* Begin *

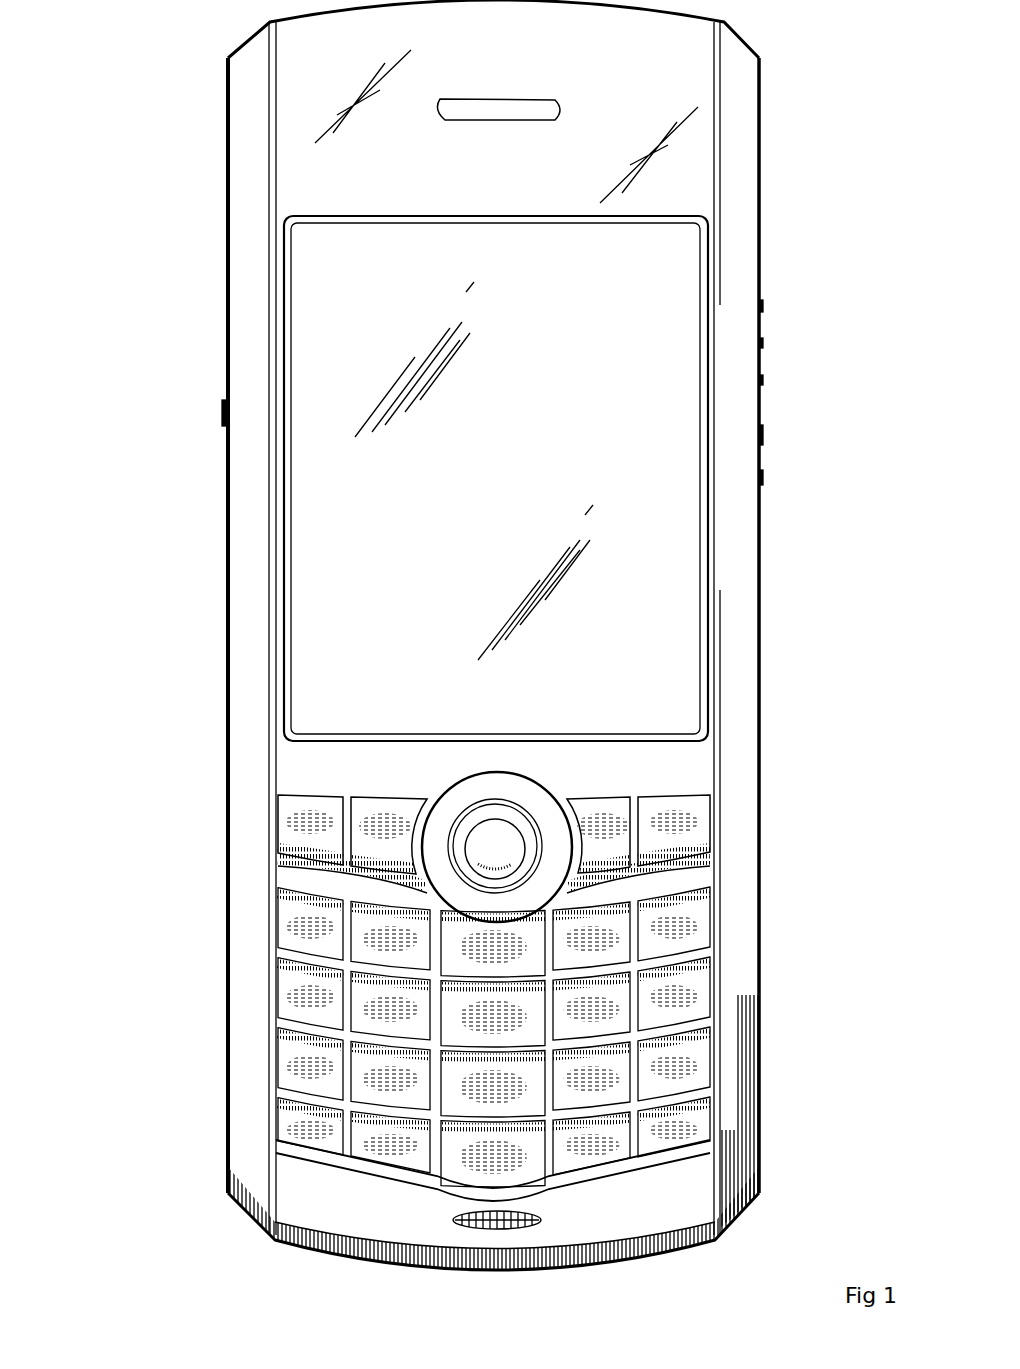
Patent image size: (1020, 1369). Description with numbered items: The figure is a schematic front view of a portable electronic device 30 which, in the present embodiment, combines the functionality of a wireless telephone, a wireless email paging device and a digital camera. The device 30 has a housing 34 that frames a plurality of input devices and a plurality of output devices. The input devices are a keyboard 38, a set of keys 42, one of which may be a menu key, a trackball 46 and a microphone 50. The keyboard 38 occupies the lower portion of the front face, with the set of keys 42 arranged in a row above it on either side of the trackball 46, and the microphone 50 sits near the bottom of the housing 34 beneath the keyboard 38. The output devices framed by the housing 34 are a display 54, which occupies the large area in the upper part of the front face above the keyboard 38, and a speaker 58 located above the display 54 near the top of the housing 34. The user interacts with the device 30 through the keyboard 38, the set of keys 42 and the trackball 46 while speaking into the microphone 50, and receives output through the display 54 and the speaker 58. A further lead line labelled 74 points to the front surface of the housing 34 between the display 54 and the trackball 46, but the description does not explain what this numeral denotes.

The portable electronic device 30 is at (171, 1212).
The housing 34 is at (222, 1030).
The keyboard 38 is at (698, 1047).
The set of keys 42 is at (345, 831).
The trackball 46 is at (496, 844).
The microphone 50 is at (496, 1230).
The display 54 is at (485, 456).
The speaker 58 is at (452, 112).
The front face of housing 74 is at (544, 777).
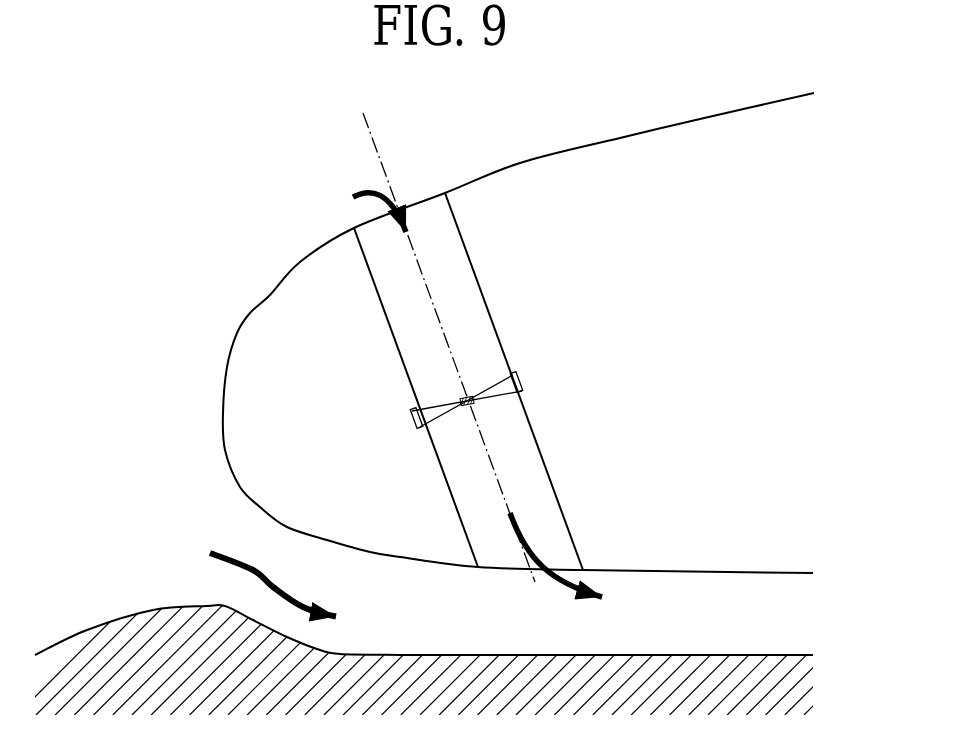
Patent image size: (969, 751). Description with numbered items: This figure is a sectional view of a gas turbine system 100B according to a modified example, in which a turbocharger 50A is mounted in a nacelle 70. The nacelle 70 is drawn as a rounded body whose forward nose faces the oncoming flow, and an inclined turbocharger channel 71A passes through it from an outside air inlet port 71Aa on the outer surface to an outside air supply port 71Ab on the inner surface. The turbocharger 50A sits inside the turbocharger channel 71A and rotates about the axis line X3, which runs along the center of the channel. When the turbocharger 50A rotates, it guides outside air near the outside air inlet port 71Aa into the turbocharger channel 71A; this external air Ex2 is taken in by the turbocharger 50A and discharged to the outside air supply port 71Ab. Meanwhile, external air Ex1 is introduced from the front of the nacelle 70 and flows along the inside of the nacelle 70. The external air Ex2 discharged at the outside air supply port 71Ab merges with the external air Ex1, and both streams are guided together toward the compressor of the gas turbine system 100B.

The gas turbine system 100B is at (184, 236).
The nacelle 70 is at (281, 281).
The turbocharger channel 71A is at (497, 336).
The outside air inlet port 71Aa is at (362, 225).
The outside air supply port 71Ab is at (558, 553).
The turbocharger 50A is at (406, 407).
The axis line X3 is at (373, 141).
The external air Ex1 is at (234, 565).
The external air Ex2 is at (372, 192).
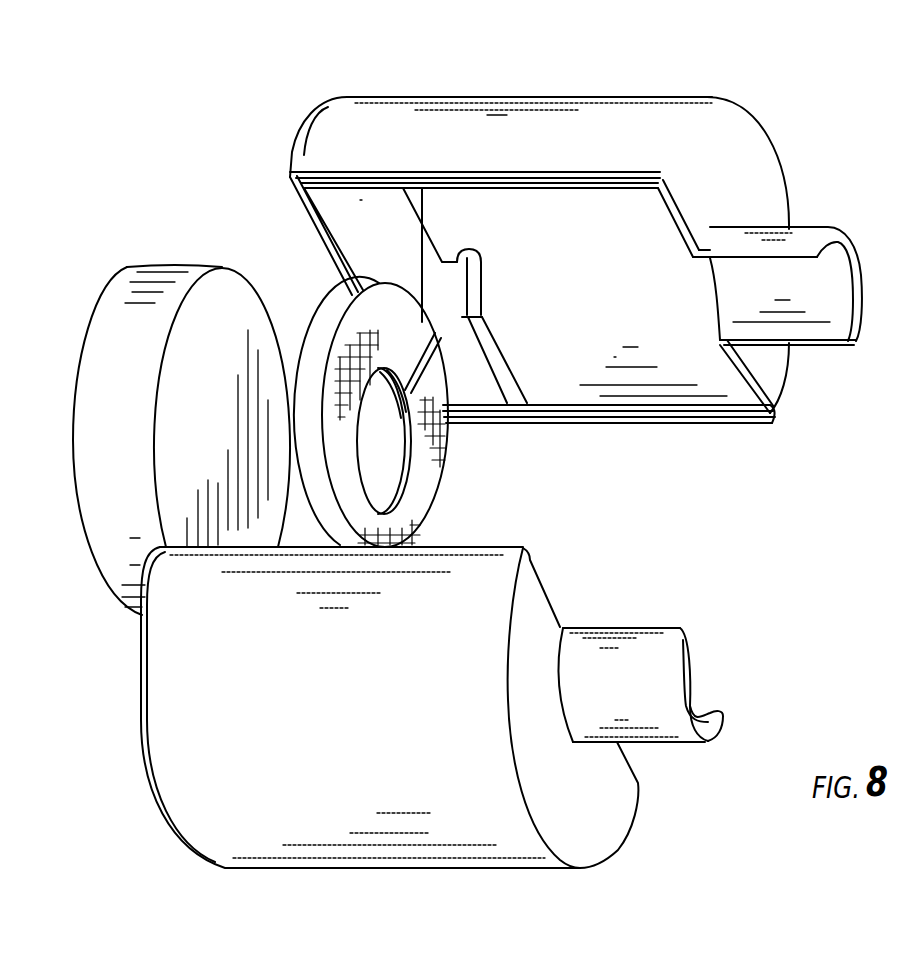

* End *

Exercise goal
Rewrite all the records above, replacing "present embodiment" with "illustrated embodiment" and keeping everything else unchanged. Leave the pictures out.

Solution to this exercise
Patent image size: (1020, 1369). Description with numbered items: The figure is a schematic front view of a portable electronic device 30 which, in the illustrated embodiment, combines the functionality of a wireless telephone, a wireless email paging device and a digital camera. The device 30 has a housing 34 that frames a plurality of input devices and a plurality of output devices. The input devices are a keyboard 38, a set of keys 42, one of which may be a menu key, a trackball 46 and a microphone 50. The keyboard 38 occupies the lower portion of the front face, with the set of keys 42 arranged in a row above it on either side of the trackball 46, and the microphone 50 sits near the bottom of the housing 34 beneath the keyboard 38. The output devices framed by the housing 34 are a display 54, which occupies the large area in the upper part of the front face above the keyboard 38, and a speaker 58 located above the display 54 near the top of the housing 34. The user interacts with the device 30 through the keyboard 38, the set of keys 42 and the trackball 46 while speaking into the microphone 50, and receives output through the display 54 and the speaker 58. A further lead line labelled 74 points to the front surface of the housing 34 between the display 54 and the trackball 46, but the description does not explain what this numeral denotes.

The portable electronic device 30 is at (171, 1212).
The housing 34 is at (222, 1030).
The keyboard 38 is at (698, 1047).
The set of keys 42 is at (345, 831).
The trackball 46 is at (496, 844).
The microphone 50 is at (496, 1230).
The display 54 is at (485, 456).
The speaker 58 is at (452, 112).
The front face of housing 74 is at (544, 777).
Patent image size: (969, 751). Description with numbered items: This figure is a sectional view of a gas turbine system 100B according to a modified example, in which a turbocharger 50A is mounted in a nacelle 70. The nacelle 70 is drawn as a rounded body whose forward nose faces the oncoming flow, and an inclined turbocharger channel 71A passes through it from an outside air inlet port 71Aa on the outer surface to an outside air supply port 71Ab on the inner surface. The turbocharger 50A sits inside the turbocharger channel 71A and rotates about the axis line X3, which runs along the center of the channel. When the turbocharger 50A rotates, it guides outside air near the outside air inlet port 71Aa into the turbocharger channel 71A; this external air Ex2 is taken in by the turbocharger 50A and discharged to the outside air supply port 71Ab. Meanwhile, external air Ex1 is introduced from the front of the nacelle 70 and flows along the inside of the nacelle 70. The external air Ex2 discharged at the outside air supply port 71Ab merges with the external air Ex1, and both streams are guided together toward the compressor of the gas turbine system 100B.

The gas turbine system 100B is at (184, 236).
The nacelle 70 is at (281, 281).
The turbocharger channel 71A is at (497, 336).
The outside air inlet port 71Aa is at (362, 225).
The outside air supply port 71Ab is at (558, 553).
The turbocharger 50A is at (406, 407).
The axis line X3 is at (373, 141).
The external air Ex1 is at (234, 565).
The external air Ex2 is at (372, 192).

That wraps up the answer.